WHAT NEEDS TO BE DONE -> Each line containing the word "Link" must be collected.

[Dataset records]

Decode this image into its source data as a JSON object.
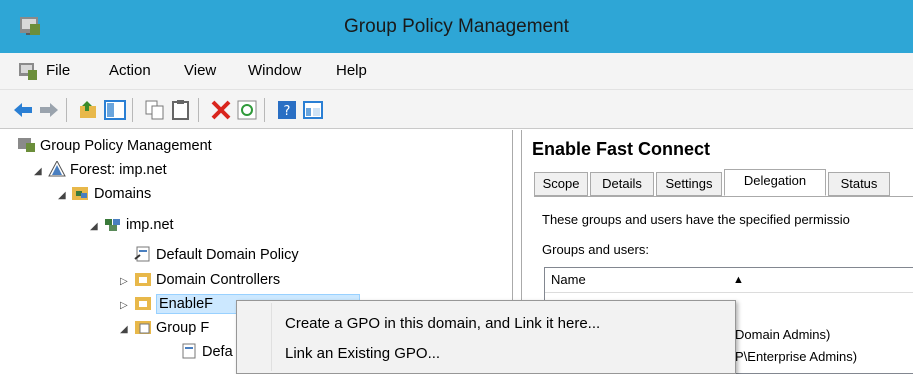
{
  "window": {
    "title": "Group Policy Management"
  },
  "menubar": {
    "items": [
      "File",
      "Action",
      "View",
      "Window",
      "Help"
    ]
  },
  "toolbar": {
    "icons": [
      "back-arrow-icon",
      "forward-arrow-icon",
      "up-folder-icon",
      "show-hide-tree-icon",
      "copy-icon",
      "paste-icon",
      "delete-icon",
      "refresh-icon",
      "help-icon",
      "console-icon"
    ]
  },
  "tree": {
    "items": [
      {
        "label": "Group Policy Management",
        "level": 0
      },
      {
        "label": "Forest: imp.net",
        "level": 1
      },
      {
        "label": "Domains",
        "level": 2
      },
      {
        "label": "imp.net",
        "level": 3
      },
      {
        "label": "Default Domain Policy",
        "level": 4
      },
      {
        "label": "Domain Controllers",
        "level": 4
      },
      {
        "label": "EnableF",
        "level": 4
      },
      {
        "label": "Group F",
        "level": 4
      },
      {
        "label": "Defa",
        "level": 5
      }
    ]
  },
  "details": {
    "title": "Enable Fast Connect",
    "tabs": [
      "Scope",
      "Details",
      "Settings",
      "Delegation",
      "Status"
    ],
    "active_tab": "Delegation",
    "description": "These groups and users have the specified permissio",
    "groups_label": "Groups and users:",
    "column_name": "Name",
    "rows": [
      "Domain Admins)",
      "P\\Enterprise Admins)"
    ]
  },
  "context_menu": {
    "items": [
      "Create a GPO in this domain, and Link it here...",
      "Link an Existing GPO..."
    ]
  }
}
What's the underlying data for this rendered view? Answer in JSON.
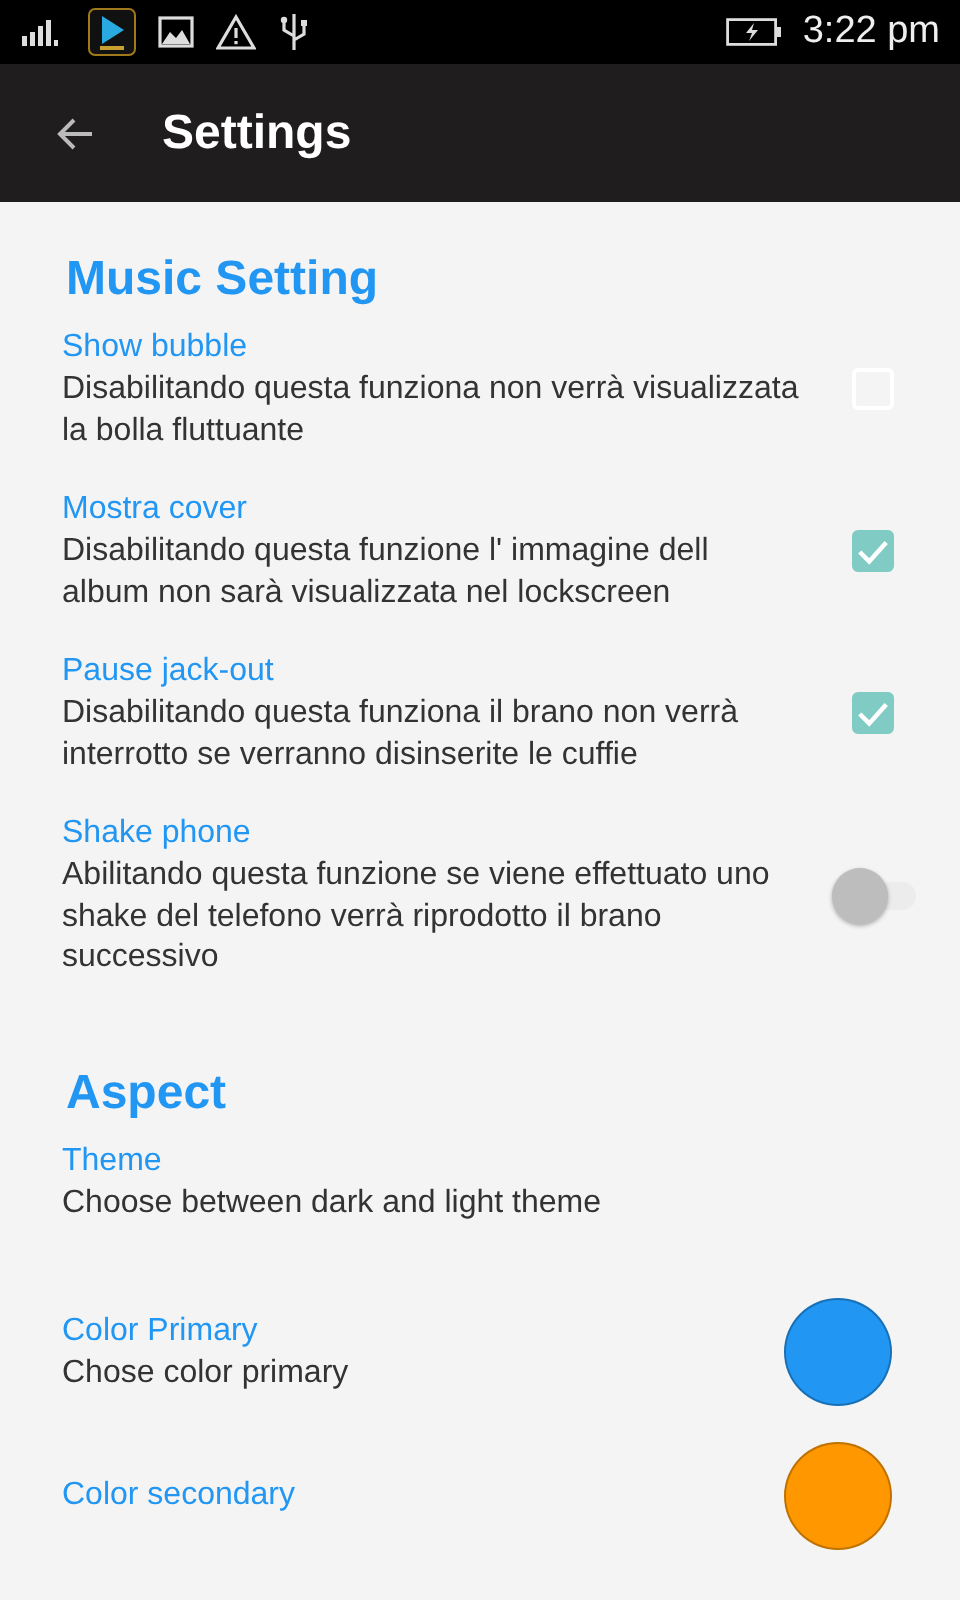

RESULT ->
      "Create a GPO in this domain, and Link it here...",
      "Link an Existing GPO..."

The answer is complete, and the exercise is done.